---------- PROVIDED TEXT ----------
The Credit Balance Resolution Specialist is responsible for resolving credit balances, undistributed payments, and requests for refunds due to insurance companies, patients/guarantors, or other payers through phone, fax, and written correspondence. This position works with internal and external customers (e.g., third‑party payers, patients/guarantors, estate representatives, attorneys, employers, and ECU Health employees) to facilitate the prompt resolution of credit balances or refunds.

This role involves researching insurance benefits, understanding coordination of benefits between payers, distributing/reapplying or transferring payments to the appropriate date of service/provider or account, updating account adjustments, generating refund requests, addressing over payment notifications, and denying refund requests according to policy/contract guidelines. Accurate and timely resolution of overpays, undistributed payments, and requests for refunds is based on knowledge of contractual obligations and regulatory requirements.

Responsibilities
  • Conduct timely and accurate review of credit balances, undistributed payments and requests for refunds to determine the appropriate course of action needed.
  • Initiate refunds to patients/guarantors, insurance companies, and other third parties by following established refund procedures, contractual obligations, payer and regulatory requirements.
  • Conduct timely and accurate review of refund requests from payers with contracted recoupment language to reduce future recoupment reconciliations.
  • Review, validate and correct adjustments on accounts based on insurance reimbursement, benefit coverage guidelines, contracted payers and services provided.
---------- RECORD EXTRACTS ----------
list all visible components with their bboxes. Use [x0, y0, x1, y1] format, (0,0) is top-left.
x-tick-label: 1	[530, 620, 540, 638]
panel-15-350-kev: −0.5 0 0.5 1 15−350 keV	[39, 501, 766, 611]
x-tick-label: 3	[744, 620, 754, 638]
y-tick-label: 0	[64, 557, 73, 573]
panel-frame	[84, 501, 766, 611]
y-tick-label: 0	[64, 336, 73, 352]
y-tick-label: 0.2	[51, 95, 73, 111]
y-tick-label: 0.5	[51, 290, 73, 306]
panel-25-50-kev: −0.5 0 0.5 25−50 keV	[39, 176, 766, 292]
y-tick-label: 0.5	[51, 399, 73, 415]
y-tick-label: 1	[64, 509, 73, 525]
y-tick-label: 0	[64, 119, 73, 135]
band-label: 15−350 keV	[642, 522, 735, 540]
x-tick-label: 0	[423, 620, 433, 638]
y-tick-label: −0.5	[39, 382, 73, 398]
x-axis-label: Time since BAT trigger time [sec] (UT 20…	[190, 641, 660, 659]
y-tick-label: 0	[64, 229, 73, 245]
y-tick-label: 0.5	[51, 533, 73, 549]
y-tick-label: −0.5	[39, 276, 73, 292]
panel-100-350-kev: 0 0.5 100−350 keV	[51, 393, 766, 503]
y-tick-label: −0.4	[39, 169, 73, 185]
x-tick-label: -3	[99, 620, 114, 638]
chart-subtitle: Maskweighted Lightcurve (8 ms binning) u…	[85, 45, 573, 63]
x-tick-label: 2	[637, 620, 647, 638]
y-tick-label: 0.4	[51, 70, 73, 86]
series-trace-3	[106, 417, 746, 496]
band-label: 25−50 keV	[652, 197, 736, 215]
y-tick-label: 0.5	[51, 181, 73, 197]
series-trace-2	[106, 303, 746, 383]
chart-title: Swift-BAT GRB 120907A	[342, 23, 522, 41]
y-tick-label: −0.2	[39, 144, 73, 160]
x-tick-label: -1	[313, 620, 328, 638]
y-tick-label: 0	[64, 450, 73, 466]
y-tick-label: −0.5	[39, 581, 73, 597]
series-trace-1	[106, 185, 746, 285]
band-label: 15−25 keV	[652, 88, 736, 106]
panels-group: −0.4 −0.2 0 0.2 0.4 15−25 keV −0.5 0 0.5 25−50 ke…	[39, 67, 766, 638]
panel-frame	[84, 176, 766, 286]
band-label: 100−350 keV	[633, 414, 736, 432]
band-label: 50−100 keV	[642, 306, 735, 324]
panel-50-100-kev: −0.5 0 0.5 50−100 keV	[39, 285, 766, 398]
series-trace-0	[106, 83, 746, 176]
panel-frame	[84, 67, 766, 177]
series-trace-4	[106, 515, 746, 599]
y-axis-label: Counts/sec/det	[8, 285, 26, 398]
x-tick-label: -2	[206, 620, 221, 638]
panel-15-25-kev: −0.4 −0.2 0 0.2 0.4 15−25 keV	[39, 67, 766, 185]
----------
EXERCISE 1
According to the job description, through what means does the Credit Balance Resolution Specialist resolve credit balances, undistributed payments, and refund requests?
EXERCISE 2
Please output the job description from "Responsibilities" to "of action needed.".
EXERCISE 3
List the internal and external customers that the job description gives as examples of those this position works with.

WRITTEN ANSWER 1
Through phone, fax, and written correspondence.

WRITTEN ANSWER 2
Responsibilities
  • Conduct timely and accurate review of credit balances, undistributed payments and requests for refunds to determine the appropriate course of action needed.

WRITTEN ANSWER 3
- third-party payers
- patients/guarantors
- estate representatives
- attorneys
- employers
- ECU Health employees